In the copy, keep every record exact and leave out all images.

Start Dataset records

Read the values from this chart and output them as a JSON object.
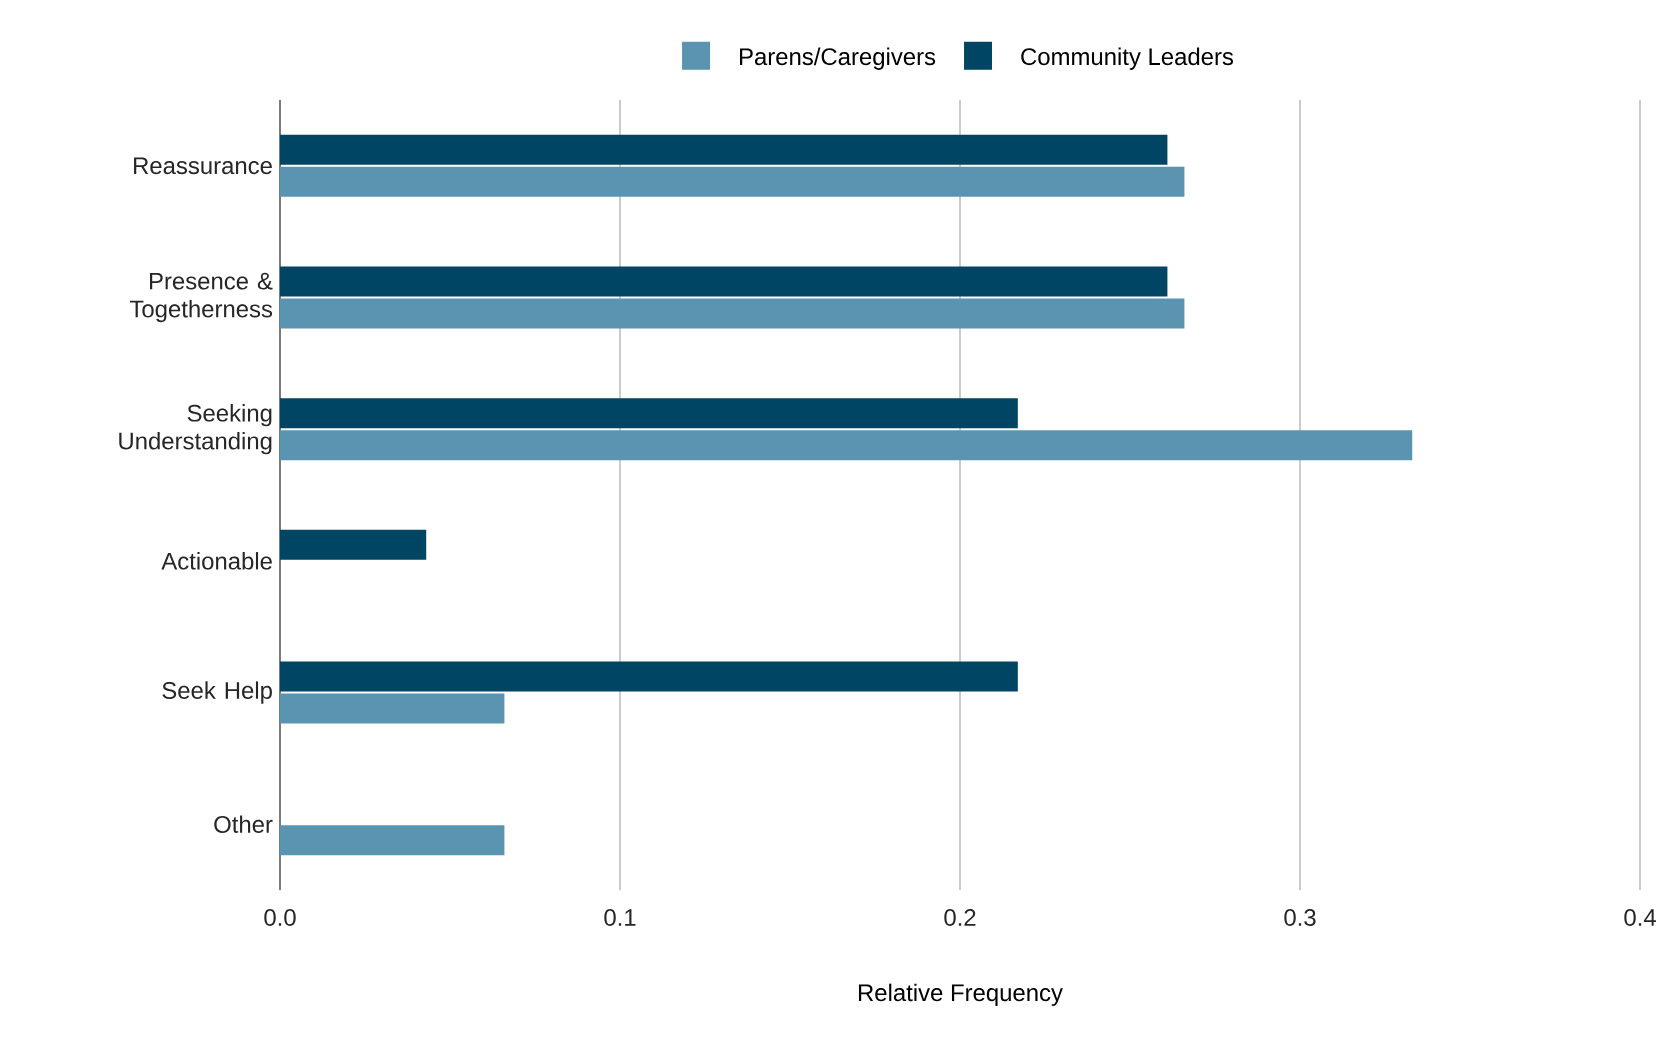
{
  "chart_data": {
    "type": "bar",
    "orientation": "horizontal",
    "xlabel": "Relative Frequency",
    "categories": [
      "Reassurance",
      "Presence & Togetherness",
      "Seeking Understanding",
      "Actionable",
      "Seek Help",
      "Other"
    ],
    "series": [
      {
        "name": "Parens/Caregivers",
        "color": "#5b94b1",
        "values": [
          0.266,
          0.266,
          0.333,
          0,
          0.066,
          0.066
        ]
      },
      {
        "name": "Community Leaders",
        "color": "#004563",
        "values": [
          0.261,
          0.261,
          0.217,
          0.043,
          0.217,
          0
        ]
      }
    ],
    "xlim": [
      0,
      0.4
    ],
    "xticks": [
      {
        "value": 0,
        "label": "0.0"
      },
      0.1,
      0.2,
      0.3,
      0.4
    ],
    "grid": "x",
    "legend": "top"
  }
}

End Dataset records

• **Written response**
Read the values from this chart and output them as a JSON object.
{
  "chart_data": {
    "type": "bar",
    "orientation": "horizontal",
    "xlabel": "Relative Frequency",
    "categories": [
      "Reassurance",
      "Presence & Togetherness",
      "Seeking Understanding",
      "Actionable",
      "Seek Help",
      "Other"
    ],
    "series": [
      {
        "name": "Parens/Caregivers",
        "color": "#5b94b1",
        "values": [
          0.266,
          0.266,
          0.333,
          0,
          0.066,
          0.066
        ]
      },
      {
        "name": "Community Leaders",
        "color": "#004563",
        "values": [
          0.261,
          0.261,
          0.217,
          0.043,
          0.217,
          0
        ]
      }
    ],
    "xlim": [
      0,
      0.4
    ],
    "xticks": [
      {
        "value": 0,
        "label": "0.0"
      },
      0.1,
      0.2,
      0.3,
      0.4
    ],
    "grid": "x",
    "legend": "top"
  }
}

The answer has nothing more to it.